PROBLEM DETAILS> Leaving out all images, write out the records that follow exactly.

DATA ROWS>
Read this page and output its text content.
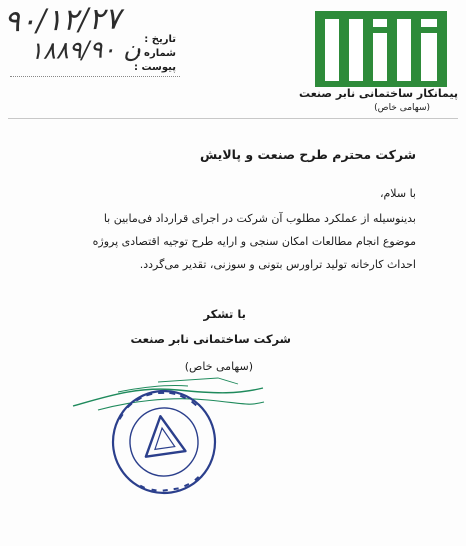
۹۰/۱۲/۲۷
ن ۱۸۸۹/۹۰ تاریخ :
شماره :
پیوست :
پیمانکار ساختمانی نابر صنعت
(سهامی خاص)
شرکت محترم طرح صنعت و پالایش
با سلام،
بدینوسیله از عملکرد مطلوب آن شرکت در اجرای قرارداد فی‌مابین با
موضوع انجام مطالعات امکان سنجی و ارایه طرح توجیه اقتصادی پروژه
احداث کارخانه تولید تراورس بتونی و سوزنی، تقدیر می‌گردد.
با تشکر
شرکت ساختمانی نابر صنعت
(سهامی خاص)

SOLUTION TO THE EXERCISE>
Read this page and output its text content.
۹۰/۱۲/۲۷
ن ۱۸۸۹/۹۰ تاریخ :
شماره :
پیوست :
پیمانکار ساختمانی نابر صنعت
(سهامی خاص)
شرکت محترم طرح صنعت و پالایش
با سلام،
بدینوسیله از عملکرد مطلوب آن شرکت در اجرای قرارداد فی‌مابین با
موضوع انجام مطالعات امکان سنجی و ارایه طرح توجیه اقتصادی پروژه
احداث کارخانه تولید تراورس بتونی و سوزنی، تقدیر می‌گردد.
با تشکر
شرکت ساختمانی نابر صنعت
(سهامی خاص)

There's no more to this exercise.